***** Extracted material

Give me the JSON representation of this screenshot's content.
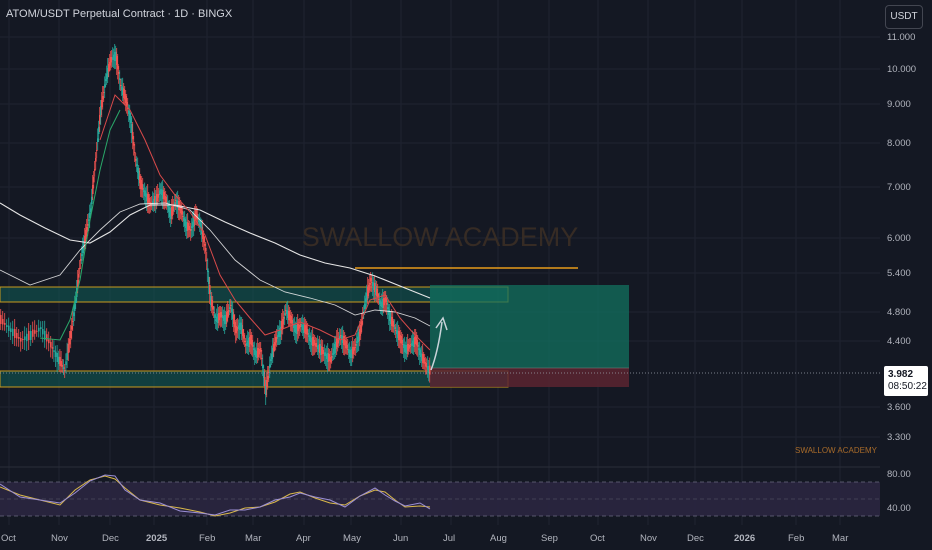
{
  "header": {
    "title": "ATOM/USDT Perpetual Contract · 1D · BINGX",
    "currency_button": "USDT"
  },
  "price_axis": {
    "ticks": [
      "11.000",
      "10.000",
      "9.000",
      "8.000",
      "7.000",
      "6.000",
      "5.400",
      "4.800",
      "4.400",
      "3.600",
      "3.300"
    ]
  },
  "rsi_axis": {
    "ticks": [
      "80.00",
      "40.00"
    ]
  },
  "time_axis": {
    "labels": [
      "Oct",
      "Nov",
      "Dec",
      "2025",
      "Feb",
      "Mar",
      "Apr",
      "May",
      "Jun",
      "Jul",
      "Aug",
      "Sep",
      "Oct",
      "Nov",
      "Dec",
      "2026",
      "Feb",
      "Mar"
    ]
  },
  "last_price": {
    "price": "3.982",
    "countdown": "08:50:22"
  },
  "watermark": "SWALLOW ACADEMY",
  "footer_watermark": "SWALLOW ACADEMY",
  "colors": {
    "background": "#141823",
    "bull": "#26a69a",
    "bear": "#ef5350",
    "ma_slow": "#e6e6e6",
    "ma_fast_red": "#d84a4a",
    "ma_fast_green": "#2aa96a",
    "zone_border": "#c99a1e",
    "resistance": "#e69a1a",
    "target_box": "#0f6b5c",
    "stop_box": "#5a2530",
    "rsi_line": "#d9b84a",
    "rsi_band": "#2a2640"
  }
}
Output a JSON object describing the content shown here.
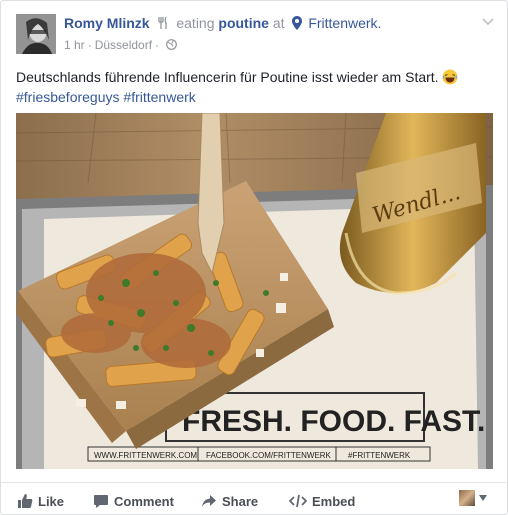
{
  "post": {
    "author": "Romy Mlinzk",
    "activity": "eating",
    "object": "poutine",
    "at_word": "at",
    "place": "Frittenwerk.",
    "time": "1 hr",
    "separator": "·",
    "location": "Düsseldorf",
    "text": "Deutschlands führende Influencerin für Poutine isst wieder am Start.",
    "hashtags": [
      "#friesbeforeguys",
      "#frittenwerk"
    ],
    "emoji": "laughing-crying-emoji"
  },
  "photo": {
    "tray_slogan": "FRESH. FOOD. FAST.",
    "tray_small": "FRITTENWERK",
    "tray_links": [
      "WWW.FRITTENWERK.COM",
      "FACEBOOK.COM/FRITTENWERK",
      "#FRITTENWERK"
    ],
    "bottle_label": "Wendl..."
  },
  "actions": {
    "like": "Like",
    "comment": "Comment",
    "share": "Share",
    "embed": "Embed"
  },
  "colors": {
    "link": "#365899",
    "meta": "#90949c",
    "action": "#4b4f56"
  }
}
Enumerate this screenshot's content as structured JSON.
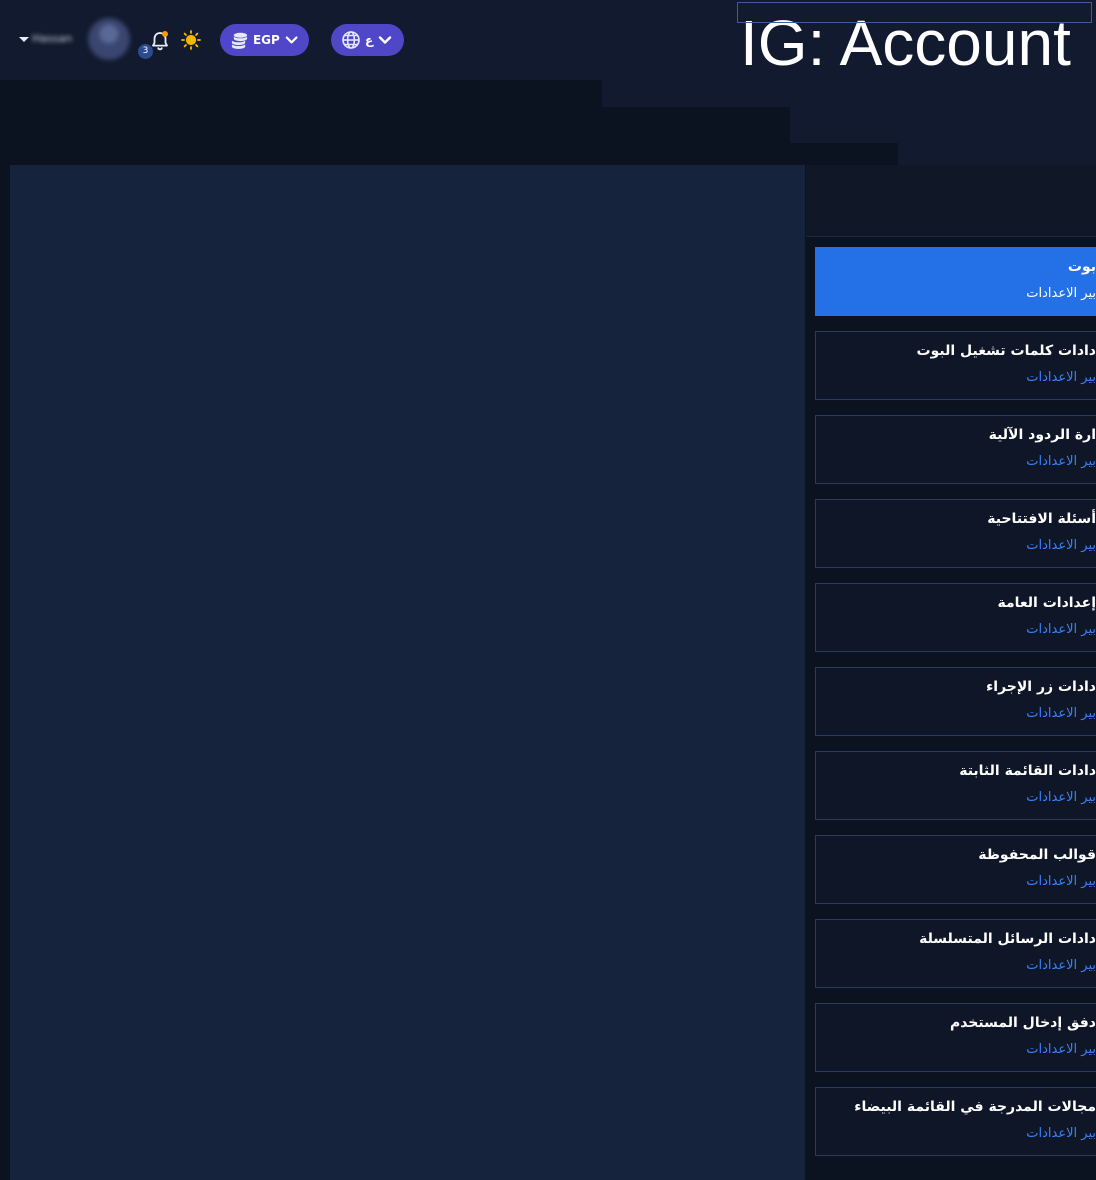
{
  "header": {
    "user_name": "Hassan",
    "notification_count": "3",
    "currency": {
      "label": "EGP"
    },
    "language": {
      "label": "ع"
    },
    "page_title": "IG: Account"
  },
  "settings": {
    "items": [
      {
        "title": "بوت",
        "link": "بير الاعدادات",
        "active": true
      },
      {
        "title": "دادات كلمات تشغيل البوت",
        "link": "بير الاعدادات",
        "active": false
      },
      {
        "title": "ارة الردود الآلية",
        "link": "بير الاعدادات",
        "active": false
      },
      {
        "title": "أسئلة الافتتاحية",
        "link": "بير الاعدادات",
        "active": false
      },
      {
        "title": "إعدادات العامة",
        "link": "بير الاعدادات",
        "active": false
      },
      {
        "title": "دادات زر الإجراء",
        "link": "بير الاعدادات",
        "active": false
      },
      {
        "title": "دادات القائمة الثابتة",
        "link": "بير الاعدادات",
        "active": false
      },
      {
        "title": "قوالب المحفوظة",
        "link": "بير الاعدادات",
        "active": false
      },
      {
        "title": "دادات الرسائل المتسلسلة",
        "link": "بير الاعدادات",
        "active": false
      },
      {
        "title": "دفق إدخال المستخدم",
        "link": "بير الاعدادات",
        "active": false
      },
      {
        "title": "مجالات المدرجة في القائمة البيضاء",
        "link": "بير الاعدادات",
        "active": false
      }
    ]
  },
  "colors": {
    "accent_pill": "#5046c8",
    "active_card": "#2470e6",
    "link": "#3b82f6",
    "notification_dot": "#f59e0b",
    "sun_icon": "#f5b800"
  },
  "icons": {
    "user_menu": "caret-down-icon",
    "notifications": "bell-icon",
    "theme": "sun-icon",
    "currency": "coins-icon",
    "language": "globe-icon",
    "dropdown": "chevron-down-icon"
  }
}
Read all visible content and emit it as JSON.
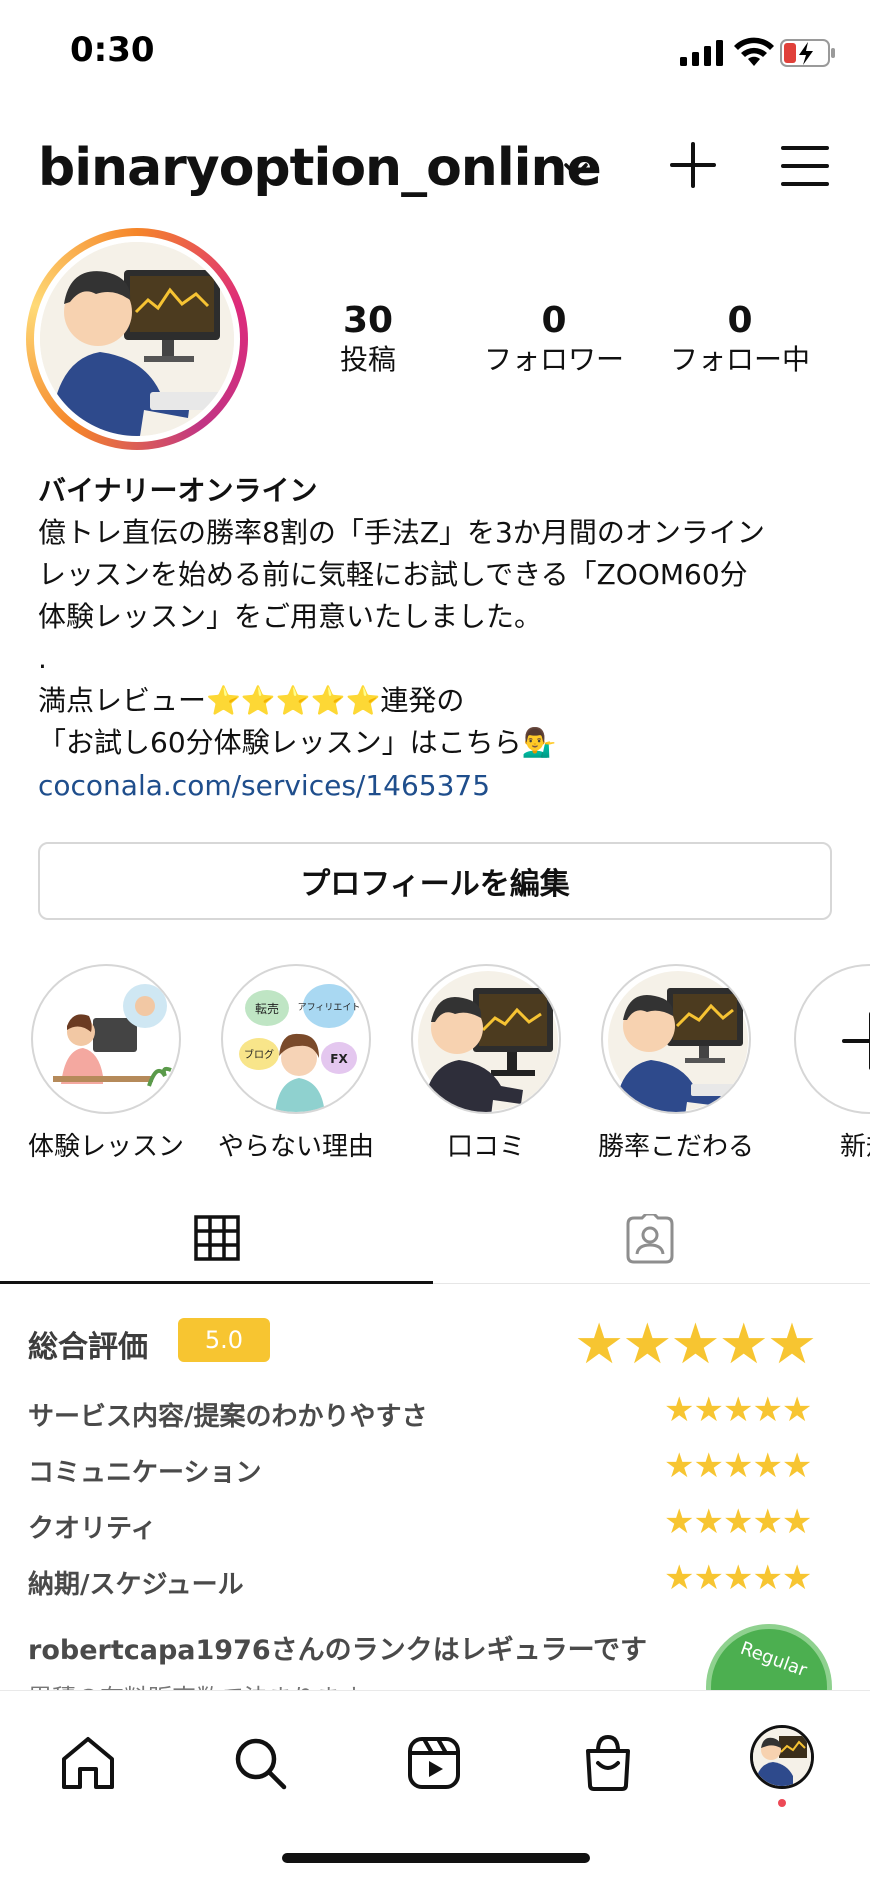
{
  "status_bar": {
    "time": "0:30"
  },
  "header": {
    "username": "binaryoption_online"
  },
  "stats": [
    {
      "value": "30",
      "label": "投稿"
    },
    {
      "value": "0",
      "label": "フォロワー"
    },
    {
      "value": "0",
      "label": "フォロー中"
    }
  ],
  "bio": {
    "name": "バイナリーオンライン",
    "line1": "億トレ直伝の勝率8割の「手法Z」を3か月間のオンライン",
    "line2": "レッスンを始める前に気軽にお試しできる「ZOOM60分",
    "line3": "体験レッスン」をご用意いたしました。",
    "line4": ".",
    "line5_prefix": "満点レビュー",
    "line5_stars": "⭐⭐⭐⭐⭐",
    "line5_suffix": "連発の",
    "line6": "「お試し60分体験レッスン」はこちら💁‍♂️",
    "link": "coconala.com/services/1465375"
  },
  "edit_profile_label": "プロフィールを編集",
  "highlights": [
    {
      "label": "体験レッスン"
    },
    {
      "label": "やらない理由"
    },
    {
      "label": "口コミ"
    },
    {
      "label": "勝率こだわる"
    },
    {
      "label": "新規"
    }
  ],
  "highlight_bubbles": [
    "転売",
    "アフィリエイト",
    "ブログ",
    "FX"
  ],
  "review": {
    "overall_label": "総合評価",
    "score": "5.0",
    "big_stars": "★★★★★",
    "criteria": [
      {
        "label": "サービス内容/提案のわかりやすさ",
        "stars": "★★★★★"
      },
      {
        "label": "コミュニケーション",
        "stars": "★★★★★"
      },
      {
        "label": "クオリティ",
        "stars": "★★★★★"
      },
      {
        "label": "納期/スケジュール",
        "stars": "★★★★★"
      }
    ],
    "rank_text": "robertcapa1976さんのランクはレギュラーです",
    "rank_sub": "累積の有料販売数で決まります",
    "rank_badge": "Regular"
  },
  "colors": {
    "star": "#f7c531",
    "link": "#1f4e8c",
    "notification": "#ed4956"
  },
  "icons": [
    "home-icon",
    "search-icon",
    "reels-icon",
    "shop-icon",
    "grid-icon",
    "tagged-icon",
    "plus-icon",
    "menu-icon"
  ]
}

**********

Your task is to set down the records shown above exactly, minus any pictures.

• **Full solution**
Give me the JSON representation of this screenshot's content.
{
  "header": {
    "title": "ATOM/USDT Perpetual Contract · 1D · BINGX",
    "currency_button": "USDT"
  },
  "price_axis": {
    "ticks": [
      "11.000",
      "10.000",
      "9.000",
      "8.000",
      "7.000",
      "6.000",
      "5.400",
      "4.800",
      "4.400",
      "3.600",
      "3.300"
    ]
  },
  "rsi_axis": {
    "ticks": [
      "80.00",
      "40.00"
    ]
  },
  "time_axis": {
    "labels": [
      "Oct",
      "Nov",
      "Dec",
      "2025",
      "Feb",
      "Mar",
      "Apr",
      "May",
      "Jun",
      "Jul",
      "Aug",
      "Sep",
      "Oct",
      "Nov",
      "Dec",
      "2026",
      "Feb",
      "Mar"
    ]
  },
  "last_price": {
    "price": "3.982",
    "countdown": "08:50:22"
  },
  "watermark": "SWALLOW ACADEMY",
  "footer_watermark": "SWALLOW ACADEMY",
  "colors": {
    "background": "#141823",
    "bull": "#26a69a",
    "bear": "#ef5350",
    "ma_slow": "#e6e6e6",
    "ma_fast_red": "#d84a4a",
    "ma_fast_green": "#2aa96a",
    "zone_border": "#c99a1e",
    "resistance": "#e69a1a",
    "target_box": "#0f6b5c",
    "stop_box": "#5a2530",
    "rsi_line": "#d9b84a",
    "rsi_band": "#2a2640"
  }
}
Output a JSON object describing the content shown here.
{
  "post": {
    "author": "Romy Mlinzk",
    "activity": "eating",
    "object": "poutine",
    "at_word": "at",
    "place": "Frittenwerk.",
    "time": "1 hr",
    "separator": "·",
    "location": "Düsseldorf",
    "text": "Deutschlands führende Influencerin für Poutine isst wieder am Start.",
    "hashtags": [
      "#friesbeforeguys",
      "#frittenwerk"
    ],
    "emoji": "laughing-crying-emoji"
  },
  "photo": {
    "tray_slogan": "FRESH. FOOD. FAST.",
    "tray_small": "FRITTENWERK",
    "tray_links": [
      "WWW.FRITTENWERK.COM",
      "FACEBOOK.COM/FRITTENWERK",
      "#FRITTENWERK"
    ],
    "bottle_label": "Wendl..."
  },
  "actions": {
    "like": "Like",
    "comment": "Comment",
    "share": "Share",
    "embed": "Embed"
  },
  "colors": {
    "link": "#365899",
    "meta": "#90949c",
    "action": "#4b4f56"
  }
}
Enumerate this screenshot's content as structured JSON.
{
  "header": {
    "user_name": "Hassan",
    "notification_count": "3",
    "currency": {
      "label": "EGP"
    },
    "language": {
      "label": "ع"
    },
    "page_title": "IG: Account"
  },
  "settings": {
    "items": [
      {
        "title": "بوت",
        "link": "بير الاعدادات",
        "active": true
      },
      {
        "title": "دادات كلمات تشغيل البوت",
        "link": "بير الاعدادات",
        "active": false
      },
      {
        "title": "ارة الردود الآلية",
        "link": "بير الاعدادات",
        "active": false
      },
      {
        "title": "أسئلة الافتتاحية",
        "link": "بير الاعدادات",
        "active": false
      },
      {
        "title": "إعدادات العامة",
        "link": "بير الاعدادات",
        "active": false
      },
      {
        "title": "دادات زر الإجراء",
        "link": "بير الاعدادات",
        "active": false
      },
      {
        "title": "دادات القائمة الثابتة",
        "link": "بير الاعدادات",
        "active": false
      },
      {
        "title": "قوالب المحفوظة",
        "link": "بير الاعدادات",
        "active": false
      },
      {
        "title": "دادات الرسائل المتسلسلة",
        "link": "بير الاعدادات",
        "active": false
      },
      {
        "title": "دفق إدخال المستخدم",
        "link": "بير الاعدادات",
        "active": false
      },
      {
        "title": "مجالات المدرجة في القائمة البيضاء",
        "link": "بير الاعدادات",
        "active": false
      }
    ]
  },
  "colors": {
    "accent_pill": "#5046c8",
    "active_card": "#2470e6",
    "link": "#3b82f6",
    "notification_dot": "#f59e0b",
    "sun_icon": "#f5b800"
  },
  "icons": {
    "user_menu": "caret-down-icon",
    "notifications": "bell-icon",
    "theme": "sun-icon",
    "currency": "coins-icon",
    "language": "globe-icon",
    "dropdown": "chevron-down-icon"
  }
}
Read all visible content and emit it as JSON.
{
  "status_bar": {
    "time": "0:30"
  },
  "header": {
    "username": "binaryoption_online"
  },
  "stats": [
    {
      "value": "30",
      "label": "投稿"
    },
    {
      "value": "0",
      "label": "フォロワー"
    },
    {
      "value": "0",
      "label": "フォロー中"
    }
  ],
  "bio": {
    "name": "バイナリーオンライン",
    "line1": "億トレ直伝の勝率8割の「手法Z」を3か月間のオンライン",
    "line2": "レッスンを始める前に気軽にお試しできる「ZOOM60分",
    "line3": "体験レッスン」をご用意いたしました。",
    "line4": ".",
    "line5_prefix": "満点レビュー",
    "line5_stars": "⭐⭐⭐⭐⭐",
    "line5_suffix": "連発の",
    "line6": "「お試し60分体験レッスン」はこちら💁‍♂️",
    "link": "coconala.com/services/1465375"
  },
  "edit_profile_label": "プロフィールを編集",
  "highlights": [
    {
      "label": "体験レッスン"
    },
    {
      "label": "やらない理由"
    },
    {
      "label": "口コミ"
    },
    {
      "label": "勝率こだわる"
    },
    {
      "label": "新規"
    }
  ],
  "highlight_bubbles": [
    "転売",
    "アフィリエイト",
    "ブログ",
    "FX"
  ],
  "review": {
    "overall_label": "総合評価",
    "score": "5.0",
    "big_stars": "★★★★★",
    "criteria": [
      {
        "label": "サービス内容/提案のわかりやすさ",
        "stars": "★★★★★"
      },
      {
        "label": "コミュニケーション",
        "stars": "★★★★★"
      },
      {
        "label": "クオリティ",
        "stars": "★★★★★"
      },
      {
        "label": "納期/スケジュール",
        "stars": "★★★★★"
      }
    ],
    "rank_text": "robertcapa1976さんのランクはレギュラーです",
    "rank_sub": "累積の有料販売数で決まります",
    "rank_badge": "Regular"
  },
  "colors": {
    "star": "#f7c531",
    "link": "#1f4e8c",
    "notification": "#ed4956"
  },
  "icons": [
    "home-icon",
    "search-icon",
    "reels-icon",
    "shop-icon",
    "grid-icon",
    "tagged-icon",
    "plus-icon",
    "menu-icon"
  ]
}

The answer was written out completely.